Using the data below, tally the lines that include the string "right". Only the number is wanted.

**EXERCISE MATERIALS**

───

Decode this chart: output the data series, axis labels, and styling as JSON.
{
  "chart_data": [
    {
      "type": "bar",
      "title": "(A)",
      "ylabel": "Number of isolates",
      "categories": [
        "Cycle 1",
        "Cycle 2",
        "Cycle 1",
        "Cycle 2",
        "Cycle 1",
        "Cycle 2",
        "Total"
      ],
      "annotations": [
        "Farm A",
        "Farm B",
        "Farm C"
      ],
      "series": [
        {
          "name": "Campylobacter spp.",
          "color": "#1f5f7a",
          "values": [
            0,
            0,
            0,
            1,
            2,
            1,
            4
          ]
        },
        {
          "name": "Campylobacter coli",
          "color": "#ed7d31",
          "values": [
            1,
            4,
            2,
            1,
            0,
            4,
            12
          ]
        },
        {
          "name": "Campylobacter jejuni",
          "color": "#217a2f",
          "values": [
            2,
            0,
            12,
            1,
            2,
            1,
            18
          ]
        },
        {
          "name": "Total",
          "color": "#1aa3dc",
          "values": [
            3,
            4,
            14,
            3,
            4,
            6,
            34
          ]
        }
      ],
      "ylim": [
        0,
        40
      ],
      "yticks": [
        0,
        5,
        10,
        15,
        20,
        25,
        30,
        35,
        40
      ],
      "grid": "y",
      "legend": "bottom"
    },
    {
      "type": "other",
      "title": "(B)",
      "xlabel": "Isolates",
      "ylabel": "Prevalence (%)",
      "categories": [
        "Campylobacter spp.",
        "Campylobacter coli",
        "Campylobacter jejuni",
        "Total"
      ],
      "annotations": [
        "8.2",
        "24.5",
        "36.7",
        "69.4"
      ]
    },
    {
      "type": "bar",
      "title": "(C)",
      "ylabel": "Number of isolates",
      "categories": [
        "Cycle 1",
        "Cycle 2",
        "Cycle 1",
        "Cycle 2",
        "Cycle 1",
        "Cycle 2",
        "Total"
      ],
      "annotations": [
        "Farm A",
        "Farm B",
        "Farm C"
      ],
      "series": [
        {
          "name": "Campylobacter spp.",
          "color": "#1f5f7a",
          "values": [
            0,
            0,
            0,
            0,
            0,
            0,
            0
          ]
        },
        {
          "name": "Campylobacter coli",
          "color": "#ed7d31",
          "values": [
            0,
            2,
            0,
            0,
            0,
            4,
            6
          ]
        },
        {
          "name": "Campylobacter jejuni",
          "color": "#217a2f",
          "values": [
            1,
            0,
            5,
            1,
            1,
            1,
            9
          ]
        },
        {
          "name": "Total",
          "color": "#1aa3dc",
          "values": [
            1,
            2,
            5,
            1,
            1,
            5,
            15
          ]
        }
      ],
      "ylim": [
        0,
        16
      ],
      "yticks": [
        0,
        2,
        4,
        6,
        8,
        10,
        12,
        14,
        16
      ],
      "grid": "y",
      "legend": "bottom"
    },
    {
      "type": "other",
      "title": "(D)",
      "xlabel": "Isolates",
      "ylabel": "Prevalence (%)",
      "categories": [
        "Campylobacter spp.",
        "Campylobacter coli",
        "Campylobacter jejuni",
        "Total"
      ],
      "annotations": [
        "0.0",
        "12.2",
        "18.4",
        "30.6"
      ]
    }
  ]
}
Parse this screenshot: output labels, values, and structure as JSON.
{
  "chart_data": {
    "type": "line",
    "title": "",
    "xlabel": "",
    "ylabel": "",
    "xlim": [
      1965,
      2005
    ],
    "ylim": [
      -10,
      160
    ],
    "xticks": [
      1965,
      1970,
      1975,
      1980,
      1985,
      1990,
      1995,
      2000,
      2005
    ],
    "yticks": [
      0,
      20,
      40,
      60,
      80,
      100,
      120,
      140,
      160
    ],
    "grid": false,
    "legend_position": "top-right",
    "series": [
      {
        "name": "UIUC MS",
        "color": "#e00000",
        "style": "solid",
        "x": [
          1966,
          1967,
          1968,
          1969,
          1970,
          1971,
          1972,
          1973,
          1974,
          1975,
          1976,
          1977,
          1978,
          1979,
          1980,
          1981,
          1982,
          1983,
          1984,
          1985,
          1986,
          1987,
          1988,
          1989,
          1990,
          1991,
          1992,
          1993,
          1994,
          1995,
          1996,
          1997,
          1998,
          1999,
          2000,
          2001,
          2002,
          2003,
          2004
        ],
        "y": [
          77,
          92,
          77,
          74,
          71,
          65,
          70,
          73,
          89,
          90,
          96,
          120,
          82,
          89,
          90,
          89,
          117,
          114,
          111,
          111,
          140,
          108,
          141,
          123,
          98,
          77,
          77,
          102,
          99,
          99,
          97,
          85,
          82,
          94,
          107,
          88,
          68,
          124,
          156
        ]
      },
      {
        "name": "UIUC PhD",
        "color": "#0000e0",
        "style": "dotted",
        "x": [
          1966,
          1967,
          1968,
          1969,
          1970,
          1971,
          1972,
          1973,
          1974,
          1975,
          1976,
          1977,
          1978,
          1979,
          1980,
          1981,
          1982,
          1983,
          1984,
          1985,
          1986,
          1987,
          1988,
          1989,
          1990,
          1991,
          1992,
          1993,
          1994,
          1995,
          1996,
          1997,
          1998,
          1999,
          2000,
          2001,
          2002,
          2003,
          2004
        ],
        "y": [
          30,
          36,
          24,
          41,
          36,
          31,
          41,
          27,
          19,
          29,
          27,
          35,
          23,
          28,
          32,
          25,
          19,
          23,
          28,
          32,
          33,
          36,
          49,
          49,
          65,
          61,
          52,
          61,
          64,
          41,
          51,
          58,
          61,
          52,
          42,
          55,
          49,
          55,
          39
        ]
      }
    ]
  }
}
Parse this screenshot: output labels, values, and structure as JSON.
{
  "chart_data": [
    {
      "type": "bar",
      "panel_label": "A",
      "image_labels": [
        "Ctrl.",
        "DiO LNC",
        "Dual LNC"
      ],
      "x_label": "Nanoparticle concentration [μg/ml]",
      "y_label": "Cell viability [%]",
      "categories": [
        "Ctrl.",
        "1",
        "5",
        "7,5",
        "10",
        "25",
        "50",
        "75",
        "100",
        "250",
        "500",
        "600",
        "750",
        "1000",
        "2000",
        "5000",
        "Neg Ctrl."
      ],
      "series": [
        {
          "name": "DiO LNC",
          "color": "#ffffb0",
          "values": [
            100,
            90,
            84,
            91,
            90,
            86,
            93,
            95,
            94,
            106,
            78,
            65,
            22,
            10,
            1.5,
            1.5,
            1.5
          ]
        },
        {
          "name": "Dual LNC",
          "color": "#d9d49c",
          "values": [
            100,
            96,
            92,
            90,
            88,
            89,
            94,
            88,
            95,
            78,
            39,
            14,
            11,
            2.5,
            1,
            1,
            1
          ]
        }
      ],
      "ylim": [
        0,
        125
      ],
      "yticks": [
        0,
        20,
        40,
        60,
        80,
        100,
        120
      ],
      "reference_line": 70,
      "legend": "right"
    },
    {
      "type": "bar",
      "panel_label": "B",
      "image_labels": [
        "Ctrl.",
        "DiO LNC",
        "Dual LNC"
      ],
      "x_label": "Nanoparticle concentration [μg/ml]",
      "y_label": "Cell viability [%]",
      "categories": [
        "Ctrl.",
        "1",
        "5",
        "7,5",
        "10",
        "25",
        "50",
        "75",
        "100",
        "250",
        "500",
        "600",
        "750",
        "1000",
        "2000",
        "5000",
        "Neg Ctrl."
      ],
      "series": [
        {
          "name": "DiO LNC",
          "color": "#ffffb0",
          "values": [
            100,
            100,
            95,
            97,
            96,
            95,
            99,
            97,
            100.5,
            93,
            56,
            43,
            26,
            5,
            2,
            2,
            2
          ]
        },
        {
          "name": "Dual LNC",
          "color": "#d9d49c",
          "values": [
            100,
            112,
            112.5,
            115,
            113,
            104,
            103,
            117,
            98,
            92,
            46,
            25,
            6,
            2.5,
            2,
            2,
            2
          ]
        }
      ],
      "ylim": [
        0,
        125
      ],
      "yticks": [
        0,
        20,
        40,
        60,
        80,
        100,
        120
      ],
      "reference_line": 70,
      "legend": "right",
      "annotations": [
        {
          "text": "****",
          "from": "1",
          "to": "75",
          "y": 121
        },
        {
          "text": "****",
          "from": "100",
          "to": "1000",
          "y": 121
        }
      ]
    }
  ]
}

───

**THE REPLY**
3